> [To do]: Give the number of lines in the records below that include "Research". Reply with that number alone.

> [Data entries]:
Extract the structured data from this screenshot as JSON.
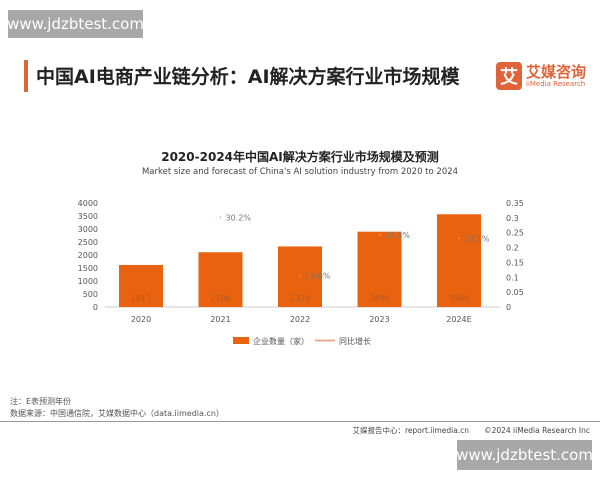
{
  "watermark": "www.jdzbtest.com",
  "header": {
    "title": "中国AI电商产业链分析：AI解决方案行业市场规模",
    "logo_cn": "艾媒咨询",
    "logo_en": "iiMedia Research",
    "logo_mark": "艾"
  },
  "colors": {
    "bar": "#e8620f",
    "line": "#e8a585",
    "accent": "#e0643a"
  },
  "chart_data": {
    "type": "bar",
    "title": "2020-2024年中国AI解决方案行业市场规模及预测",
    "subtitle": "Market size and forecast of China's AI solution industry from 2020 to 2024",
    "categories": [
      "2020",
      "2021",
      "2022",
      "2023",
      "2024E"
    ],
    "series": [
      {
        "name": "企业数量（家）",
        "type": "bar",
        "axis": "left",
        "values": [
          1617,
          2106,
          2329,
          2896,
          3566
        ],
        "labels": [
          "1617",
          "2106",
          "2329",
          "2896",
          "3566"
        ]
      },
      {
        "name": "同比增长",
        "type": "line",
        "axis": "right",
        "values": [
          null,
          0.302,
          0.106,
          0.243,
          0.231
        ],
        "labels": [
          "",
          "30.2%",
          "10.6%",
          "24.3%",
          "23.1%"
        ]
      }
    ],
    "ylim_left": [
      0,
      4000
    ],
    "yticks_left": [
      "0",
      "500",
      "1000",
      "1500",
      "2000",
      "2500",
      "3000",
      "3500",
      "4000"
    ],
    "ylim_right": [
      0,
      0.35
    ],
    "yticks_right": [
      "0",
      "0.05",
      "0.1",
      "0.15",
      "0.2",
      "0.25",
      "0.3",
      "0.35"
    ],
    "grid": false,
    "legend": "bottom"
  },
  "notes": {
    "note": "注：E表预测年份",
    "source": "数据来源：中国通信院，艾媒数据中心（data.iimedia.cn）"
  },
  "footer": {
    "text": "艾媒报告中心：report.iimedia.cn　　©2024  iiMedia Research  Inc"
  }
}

> [Completed task]: 2